Direction: Will you write out all the entries below exactly?

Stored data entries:
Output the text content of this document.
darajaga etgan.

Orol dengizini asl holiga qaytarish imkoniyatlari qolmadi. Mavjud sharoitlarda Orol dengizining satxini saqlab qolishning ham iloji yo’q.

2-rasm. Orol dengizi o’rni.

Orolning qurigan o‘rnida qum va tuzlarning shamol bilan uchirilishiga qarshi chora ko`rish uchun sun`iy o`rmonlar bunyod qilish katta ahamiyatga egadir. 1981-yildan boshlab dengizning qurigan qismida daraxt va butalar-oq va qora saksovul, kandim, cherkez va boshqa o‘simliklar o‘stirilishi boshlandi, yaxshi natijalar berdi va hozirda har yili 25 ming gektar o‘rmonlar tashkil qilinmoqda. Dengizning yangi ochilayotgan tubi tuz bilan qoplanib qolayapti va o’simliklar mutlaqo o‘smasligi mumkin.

The output:
Output the text content of this document.
darajaga etgan.

Orol dengizini asl holiga qaytarish imkoniyatlari qolmadi. Mavjud sharoitlarda Orol dengizining satxini saqlab qolishning ham iloji yo’q.

2-rasm. Orol dengizi o’rni.

Orolning qurigan o‘rnida qum va tuzlarning shamol bilan uchirilishiga qarshi chora ko`rish uchun sun`iy o`rmonlar bunyod qilish katta ahamiyatga egadir. 1981-yildan boshlab dengizning qurigan qismida daraxt va butalar-oq va qora saksovul, kandim, cherkez va boshqa o‘simliklar o‘stirilishi boshlandi, yaxshi natijalar berdi va hozirda har yili 25 ming gektar o‘rmonlar tashkil qilinmoqda. Dengizning yangi ochilayotgan tubi tuz bilan qoplanib qolayapti va o’simliklar mutlaqo o‘smasligi mumkin.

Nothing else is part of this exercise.